*To do*.
Please repeat all of the lines that follow, exactly as written.

• • • • •

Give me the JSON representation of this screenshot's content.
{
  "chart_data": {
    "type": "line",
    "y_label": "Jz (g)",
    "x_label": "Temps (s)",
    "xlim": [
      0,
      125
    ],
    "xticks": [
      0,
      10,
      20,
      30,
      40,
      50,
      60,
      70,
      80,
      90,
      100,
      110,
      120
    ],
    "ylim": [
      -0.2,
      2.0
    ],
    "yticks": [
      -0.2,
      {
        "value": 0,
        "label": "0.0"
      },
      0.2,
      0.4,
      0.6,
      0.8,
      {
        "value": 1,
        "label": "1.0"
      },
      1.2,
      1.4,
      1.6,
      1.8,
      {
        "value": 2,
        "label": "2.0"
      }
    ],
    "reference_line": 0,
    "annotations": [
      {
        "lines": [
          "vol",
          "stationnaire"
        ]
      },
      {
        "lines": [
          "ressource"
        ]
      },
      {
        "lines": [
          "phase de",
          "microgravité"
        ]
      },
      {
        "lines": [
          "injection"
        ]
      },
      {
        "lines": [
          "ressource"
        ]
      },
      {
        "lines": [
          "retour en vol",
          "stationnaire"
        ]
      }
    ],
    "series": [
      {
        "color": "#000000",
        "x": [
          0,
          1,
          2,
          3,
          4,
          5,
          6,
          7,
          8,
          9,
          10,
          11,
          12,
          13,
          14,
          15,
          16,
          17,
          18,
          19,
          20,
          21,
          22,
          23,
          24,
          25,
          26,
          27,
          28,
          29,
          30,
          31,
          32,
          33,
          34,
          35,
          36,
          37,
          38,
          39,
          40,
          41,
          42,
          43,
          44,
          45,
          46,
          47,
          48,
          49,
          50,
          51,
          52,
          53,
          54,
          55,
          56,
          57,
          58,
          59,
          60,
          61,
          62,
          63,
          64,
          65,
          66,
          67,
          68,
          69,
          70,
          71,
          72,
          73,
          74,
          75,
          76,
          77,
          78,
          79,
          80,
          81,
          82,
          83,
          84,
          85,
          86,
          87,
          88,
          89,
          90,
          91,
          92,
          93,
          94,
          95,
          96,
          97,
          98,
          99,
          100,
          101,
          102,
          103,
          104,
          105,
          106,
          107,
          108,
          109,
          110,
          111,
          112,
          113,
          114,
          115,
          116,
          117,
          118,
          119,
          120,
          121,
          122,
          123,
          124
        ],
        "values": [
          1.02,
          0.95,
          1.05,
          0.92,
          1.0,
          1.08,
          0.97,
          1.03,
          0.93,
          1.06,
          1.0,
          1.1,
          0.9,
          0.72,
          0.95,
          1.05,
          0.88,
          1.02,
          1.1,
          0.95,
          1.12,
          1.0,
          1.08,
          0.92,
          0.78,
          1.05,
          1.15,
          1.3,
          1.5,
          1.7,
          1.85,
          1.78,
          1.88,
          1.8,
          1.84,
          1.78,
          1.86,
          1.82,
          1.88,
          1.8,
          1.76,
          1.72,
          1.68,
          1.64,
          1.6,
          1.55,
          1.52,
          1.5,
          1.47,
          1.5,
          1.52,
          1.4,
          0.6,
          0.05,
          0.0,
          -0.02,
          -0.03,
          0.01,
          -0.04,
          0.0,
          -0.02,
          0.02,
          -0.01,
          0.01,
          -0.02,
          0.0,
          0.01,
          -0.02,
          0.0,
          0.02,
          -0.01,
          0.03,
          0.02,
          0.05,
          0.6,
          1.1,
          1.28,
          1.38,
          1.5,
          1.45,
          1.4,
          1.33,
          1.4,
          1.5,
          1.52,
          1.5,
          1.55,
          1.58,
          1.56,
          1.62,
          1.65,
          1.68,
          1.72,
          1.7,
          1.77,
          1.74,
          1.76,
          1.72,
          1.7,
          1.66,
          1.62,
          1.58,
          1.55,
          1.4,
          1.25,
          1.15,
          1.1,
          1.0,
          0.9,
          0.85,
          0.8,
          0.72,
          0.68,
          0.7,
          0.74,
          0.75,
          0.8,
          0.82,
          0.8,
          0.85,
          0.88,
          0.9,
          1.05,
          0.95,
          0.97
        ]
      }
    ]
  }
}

• • • • •

*Exercise result*.
Give me the JSON representation of this screenshot's content.
{
  "chart_data": {
    "type": "line",
    "y_label": "Jz (g)",
    "x_label": "Temps (s)",
    "xlim": [
      0,
      125
    ],
    "xticks": [
      0,
      10,
      20,
      30,
      40,
      50,
      60,
      70,
      80,
      90,
      100,
      110,
      120
    ],
    "ylim": [
      -0.2,
      2.0
    ],
    "yticks": [
      -0.2,
      {
        "value": 0,
        "label": "0.0"
      },
      0.2,
      0.4,
      0.6,
      0.8,
      {
        "value": 1,
        "label": "1.0"
      },
      1.2,
      1.4,
      1.6,
      1.8,
      {
        "value": 2,
        "label": "2.0"
      }
    ],
    "reference_line": 0,
    "annotations": [
      {
        "lines": [
          "vol",
          "stationnaire"
        ]
      },
      {
        "lines": [
          "ressource"
        ]
      },
      {
        "lines": [
          "phase de",
          "microgravité"
        ]
      },
      {
        "lines": [
          "injection"
        ]
      },
      {
        "lines": [
          "ressource"
        ]
      },
      {
        "lines": [
          "retour en vol",
          "stationnaire"
        ]
      }
    ],
    "series": [
      {
        "color": "#000000",
        "x": [
          0,
          1,
          2,
          3,
          4,
          5,
          6,
          7,
          8,
          9,
          10,
          11,
          12,
          13,
          14,
          15,
          16,
          17,
          18,
          19,
          20,
          21,
          22,
          23,
          24,
          25,
          26,
          27,
          28,
          29,
          30,
          31,
          32,
          33,
          34,
          35,
          36,
          37,
          38,
          39,
          40,
          41,
          42,
          43,
          44,
          45,
          46,
          47,
          48,
          49,
          50,
          51,
          52,
          53,
          54,
          55,
          56,
          57,
          58,
          59,
          60,
          61,
          62,
          63,
          64,
          65,
          66,
          67,
          68,
          69,
          70,
          71,
          72,
          73,
          74,
          75,
          76,
          77,
          78,
          79,
          80,
          81,
          82,
          83,
          84,
          85,
          86,
          87,
          88,
          89,
          90,
          91,
          92,
          93,
          94,
          95,
          96,
          97,
          98,
          99,
          100,
          101,
          102,
          103,
          104,
          105,
          106,
          107,
          108,
          109,
          110,
          111,
          112,
          113,
          114,
          115,
          116,
          117,
          118,
          119,
          120,
          121,
          122,
          123,
          124
        ],
        "values": [
          1.02,
          0.95,
          1.05,
          0.92,
          1.0,
          1.08,
          0.97,
          1.03,
          0.93,
          1.06,
          1.0,
          1.1,
          0.9,
          0.72,
          0.95,
          1.05,
          0.88,
          1.02,
          1.1,
          0.95,
          1.12,
          1.0,
          1.08,
          0.92,
          0.78,
          1.05,
          1.15,
          1.3,
          1.5,
          1.7,
          1.85,
          1.78,
          1.88,
          1.8,
          1.84,
          1.78,
          1.86,
          1.82,
          1.88,
          1.8,
          1.76,
          1.72,
          1.68,
          1.64,
          1.6,
          1.55,
          1.52,
          1.5,
          1.47,
          1.5,
          1.52,
          1.4,
          0.6,
          0.05,
          0.0,
          -0.02,
          -0.03,
          0.01,
          -0.04,
          0.0,
          -0.02,
          0.02,
          -0.01,
          0.01,
          -0.02,
          0.0,
          0.01,
          -0.02,
          0.0,
          0.02,
          -0.01,
          0.03,
          0.02,
          0.05,
          0.6,
          1.1,
          1.28,
          1.38,
          1.5,
          1.45,
          1.4,
          1.33,
          1.4,
          1.5,
          1.52,
          1.5,
          1.55,
          1.58,
          1.56,
          1.62,
          1.65,
          1.68,
          1.72,
          1.7,
          1.77,
          1.74,
          1.76,
          1.72,
          1.7,
          1.66,
          1.62,
          1.58,
          1.55,
          1.4,
          1.25,
          1.15,
          1.1,
          1.0,
          0.9,
          0.85,
          0.8,
          0.72,
          0.68,
          0.7,
          0.74,
          0.75,
          0.8,
          0.82,
          0.8,
          0.85,
          0.88,
          0.9,
          1.05,
          0.95,
          0.97
        ]
      }
    ]
  }
}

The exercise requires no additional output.